* _INFORMATION SUPPLIED_
# # #
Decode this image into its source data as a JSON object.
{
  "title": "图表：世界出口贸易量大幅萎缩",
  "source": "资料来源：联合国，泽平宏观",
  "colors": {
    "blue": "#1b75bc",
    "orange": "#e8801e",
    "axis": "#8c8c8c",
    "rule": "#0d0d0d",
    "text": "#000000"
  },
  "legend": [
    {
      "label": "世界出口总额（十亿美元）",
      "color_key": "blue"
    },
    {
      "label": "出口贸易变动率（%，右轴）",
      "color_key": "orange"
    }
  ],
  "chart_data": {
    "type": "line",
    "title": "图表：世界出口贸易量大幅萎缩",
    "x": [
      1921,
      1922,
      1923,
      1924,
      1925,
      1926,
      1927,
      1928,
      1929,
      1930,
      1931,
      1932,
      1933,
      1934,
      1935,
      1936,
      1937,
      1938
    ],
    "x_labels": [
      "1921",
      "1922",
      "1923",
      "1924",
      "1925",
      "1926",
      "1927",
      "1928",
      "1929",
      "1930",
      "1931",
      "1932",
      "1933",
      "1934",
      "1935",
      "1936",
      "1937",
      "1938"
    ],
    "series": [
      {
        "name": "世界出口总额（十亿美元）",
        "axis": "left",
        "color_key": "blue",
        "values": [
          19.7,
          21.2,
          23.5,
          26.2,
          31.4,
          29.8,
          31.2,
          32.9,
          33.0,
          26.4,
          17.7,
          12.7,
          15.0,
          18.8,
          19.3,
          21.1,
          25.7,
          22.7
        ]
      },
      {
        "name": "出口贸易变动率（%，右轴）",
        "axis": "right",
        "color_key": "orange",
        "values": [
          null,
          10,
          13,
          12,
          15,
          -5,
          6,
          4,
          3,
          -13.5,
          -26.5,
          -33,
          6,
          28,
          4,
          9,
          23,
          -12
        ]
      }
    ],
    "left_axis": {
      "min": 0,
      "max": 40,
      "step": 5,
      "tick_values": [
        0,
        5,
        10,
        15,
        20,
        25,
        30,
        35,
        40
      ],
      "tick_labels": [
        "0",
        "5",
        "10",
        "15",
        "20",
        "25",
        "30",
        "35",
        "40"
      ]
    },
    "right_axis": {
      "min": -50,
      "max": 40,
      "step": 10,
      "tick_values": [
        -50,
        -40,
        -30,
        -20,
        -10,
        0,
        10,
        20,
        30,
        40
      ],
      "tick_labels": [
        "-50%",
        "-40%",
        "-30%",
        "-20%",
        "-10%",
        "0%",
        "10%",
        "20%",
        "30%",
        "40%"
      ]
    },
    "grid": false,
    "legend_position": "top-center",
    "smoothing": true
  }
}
# # #
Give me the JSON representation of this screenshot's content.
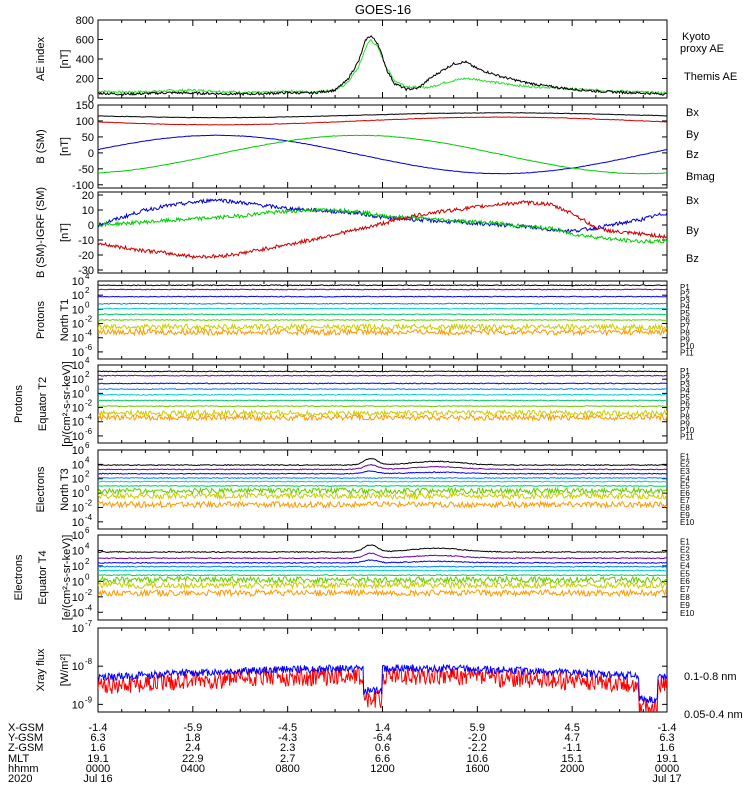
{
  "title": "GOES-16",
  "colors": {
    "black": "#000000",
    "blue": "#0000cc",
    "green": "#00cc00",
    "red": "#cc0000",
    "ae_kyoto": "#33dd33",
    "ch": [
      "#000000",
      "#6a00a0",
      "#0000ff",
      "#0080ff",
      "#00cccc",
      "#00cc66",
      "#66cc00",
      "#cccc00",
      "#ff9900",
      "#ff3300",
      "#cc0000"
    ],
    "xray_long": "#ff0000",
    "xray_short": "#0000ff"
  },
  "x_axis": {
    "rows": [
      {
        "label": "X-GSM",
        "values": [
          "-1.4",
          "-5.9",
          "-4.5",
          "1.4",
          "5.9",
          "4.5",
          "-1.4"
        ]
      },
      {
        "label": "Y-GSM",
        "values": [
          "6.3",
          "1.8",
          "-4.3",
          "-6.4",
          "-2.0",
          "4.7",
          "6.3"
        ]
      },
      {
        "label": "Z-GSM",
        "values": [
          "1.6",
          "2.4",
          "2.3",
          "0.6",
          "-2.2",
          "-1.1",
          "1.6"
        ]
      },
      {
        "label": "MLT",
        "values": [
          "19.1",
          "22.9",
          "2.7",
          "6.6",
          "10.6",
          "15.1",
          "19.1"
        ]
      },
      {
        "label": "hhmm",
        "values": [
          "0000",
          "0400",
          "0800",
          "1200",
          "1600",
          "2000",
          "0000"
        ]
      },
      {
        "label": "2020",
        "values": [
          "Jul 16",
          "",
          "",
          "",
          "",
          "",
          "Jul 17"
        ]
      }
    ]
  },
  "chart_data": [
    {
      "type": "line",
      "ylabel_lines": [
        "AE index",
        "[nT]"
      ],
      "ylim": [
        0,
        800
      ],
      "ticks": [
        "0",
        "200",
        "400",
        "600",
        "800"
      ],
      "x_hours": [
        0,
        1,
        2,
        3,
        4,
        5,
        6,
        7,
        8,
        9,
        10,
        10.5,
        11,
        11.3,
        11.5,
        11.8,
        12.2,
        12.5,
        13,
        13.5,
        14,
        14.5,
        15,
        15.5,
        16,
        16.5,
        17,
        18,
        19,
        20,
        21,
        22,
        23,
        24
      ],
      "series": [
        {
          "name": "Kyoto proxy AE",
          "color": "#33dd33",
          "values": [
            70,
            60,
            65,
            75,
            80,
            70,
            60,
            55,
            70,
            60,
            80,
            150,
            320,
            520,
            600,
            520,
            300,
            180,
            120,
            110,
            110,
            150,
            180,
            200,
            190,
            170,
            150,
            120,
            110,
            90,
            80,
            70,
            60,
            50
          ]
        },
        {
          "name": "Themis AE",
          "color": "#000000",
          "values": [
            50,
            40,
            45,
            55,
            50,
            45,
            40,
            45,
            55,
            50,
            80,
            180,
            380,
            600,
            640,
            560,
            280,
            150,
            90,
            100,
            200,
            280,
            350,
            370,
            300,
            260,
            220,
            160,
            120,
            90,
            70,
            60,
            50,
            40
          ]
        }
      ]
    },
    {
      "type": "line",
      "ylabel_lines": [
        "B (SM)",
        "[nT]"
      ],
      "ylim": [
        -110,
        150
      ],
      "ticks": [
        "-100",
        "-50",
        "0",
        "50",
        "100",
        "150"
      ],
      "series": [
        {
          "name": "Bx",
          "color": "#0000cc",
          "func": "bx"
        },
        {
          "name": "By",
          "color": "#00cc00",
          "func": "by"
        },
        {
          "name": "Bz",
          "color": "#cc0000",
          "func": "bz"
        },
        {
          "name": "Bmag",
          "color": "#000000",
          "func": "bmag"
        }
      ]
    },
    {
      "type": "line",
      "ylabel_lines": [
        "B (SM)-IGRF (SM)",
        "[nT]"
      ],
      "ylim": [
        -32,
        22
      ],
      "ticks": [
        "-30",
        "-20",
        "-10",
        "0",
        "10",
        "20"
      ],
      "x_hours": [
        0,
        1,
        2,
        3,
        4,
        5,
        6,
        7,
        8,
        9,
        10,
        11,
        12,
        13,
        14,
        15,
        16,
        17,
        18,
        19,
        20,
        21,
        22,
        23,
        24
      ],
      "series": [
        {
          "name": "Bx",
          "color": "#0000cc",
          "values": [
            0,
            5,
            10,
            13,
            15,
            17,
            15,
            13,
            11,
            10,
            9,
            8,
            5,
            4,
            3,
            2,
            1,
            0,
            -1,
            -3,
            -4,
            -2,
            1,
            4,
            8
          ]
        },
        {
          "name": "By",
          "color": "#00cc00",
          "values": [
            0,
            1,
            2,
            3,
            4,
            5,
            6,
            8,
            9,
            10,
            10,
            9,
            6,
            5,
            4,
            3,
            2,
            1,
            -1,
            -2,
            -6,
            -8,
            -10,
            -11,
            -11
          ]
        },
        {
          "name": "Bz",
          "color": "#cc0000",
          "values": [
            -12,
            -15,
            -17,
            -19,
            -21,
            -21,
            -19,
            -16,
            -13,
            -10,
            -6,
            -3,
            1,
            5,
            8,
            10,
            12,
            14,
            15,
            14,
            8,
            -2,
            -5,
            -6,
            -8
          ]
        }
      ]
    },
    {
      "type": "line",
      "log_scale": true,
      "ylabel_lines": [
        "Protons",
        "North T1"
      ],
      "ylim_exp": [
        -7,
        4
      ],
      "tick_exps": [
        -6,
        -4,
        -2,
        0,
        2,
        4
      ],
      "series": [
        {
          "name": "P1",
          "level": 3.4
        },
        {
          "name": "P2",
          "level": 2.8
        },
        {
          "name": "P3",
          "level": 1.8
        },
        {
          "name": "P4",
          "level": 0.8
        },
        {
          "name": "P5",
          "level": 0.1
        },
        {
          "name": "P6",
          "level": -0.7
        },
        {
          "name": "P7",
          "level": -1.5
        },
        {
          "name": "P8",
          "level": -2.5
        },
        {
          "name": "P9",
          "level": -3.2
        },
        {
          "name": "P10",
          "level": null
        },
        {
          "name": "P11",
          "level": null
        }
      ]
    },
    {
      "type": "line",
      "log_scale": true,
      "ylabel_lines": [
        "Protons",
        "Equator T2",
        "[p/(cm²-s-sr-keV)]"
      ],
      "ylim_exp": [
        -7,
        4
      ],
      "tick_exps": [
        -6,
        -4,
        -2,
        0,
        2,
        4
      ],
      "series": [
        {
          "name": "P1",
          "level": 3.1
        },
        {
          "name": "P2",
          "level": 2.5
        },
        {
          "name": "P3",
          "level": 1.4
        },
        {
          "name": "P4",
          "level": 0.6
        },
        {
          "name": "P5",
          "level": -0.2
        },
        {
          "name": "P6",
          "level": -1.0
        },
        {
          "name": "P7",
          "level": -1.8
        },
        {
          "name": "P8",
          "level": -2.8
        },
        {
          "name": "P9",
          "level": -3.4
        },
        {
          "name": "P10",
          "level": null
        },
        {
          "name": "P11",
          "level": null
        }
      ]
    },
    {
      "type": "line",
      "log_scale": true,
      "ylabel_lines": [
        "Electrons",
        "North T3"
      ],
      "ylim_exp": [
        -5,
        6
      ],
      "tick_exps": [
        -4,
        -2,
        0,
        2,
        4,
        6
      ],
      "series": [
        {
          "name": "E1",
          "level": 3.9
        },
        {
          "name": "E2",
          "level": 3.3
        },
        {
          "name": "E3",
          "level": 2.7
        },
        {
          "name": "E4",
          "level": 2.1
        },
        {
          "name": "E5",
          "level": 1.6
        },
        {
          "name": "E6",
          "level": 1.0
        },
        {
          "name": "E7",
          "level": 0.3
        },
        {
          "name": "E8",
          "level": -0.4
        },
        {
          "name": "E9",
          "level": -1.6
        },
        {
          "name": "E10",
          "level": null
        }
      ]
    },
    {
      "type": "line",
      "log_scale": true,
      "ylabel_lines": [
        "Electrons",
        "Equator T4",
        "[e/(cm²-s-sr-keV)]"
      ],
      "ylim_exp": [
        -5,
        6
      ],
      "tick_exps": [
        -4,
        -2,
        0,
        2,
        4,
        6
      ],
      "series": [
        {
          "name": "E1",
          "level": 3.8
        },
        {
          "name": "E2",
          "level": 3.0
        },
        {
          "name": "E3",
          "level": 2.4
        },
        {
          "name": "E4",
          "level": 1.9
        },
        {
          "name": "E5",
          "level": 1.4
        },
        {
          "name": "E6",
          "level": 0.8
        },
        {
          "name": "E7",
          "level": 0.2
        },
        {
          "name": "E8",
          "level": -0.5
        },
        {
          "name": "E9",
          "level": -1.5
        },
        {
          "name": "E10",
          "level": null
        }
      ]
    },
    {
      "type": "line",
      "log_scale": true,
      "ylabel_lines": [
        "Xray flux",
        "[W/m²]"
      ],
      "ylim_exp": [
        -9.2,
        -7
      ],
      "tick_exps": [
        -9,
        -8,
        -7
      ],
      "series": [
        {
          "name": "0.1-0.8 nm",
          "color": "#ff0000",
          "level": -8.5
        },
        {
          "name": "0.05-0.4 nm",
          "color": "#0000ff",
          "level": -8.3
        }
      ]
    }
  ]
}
# # #
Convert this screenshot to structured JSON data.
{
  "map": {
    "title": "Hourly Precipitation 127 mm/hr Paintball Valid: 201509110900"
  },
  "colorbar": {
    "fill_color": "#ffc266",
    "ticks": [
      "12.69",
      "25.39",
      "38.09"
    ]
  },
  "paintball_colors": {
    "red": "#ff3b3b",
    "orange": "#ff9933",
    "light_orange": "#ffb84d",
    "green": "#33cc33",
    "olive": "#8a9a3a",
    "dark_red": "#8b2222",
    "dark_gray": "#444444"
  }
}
# # #
In the listing above, locate each line with "世界出口贸易量大幅萎缩" and copy it.

* _RESPONSE_
  "title": "图表：世界出口贸易量大幅萎缩",
    "title": "图表：世界出口贸易量大幅萎缩",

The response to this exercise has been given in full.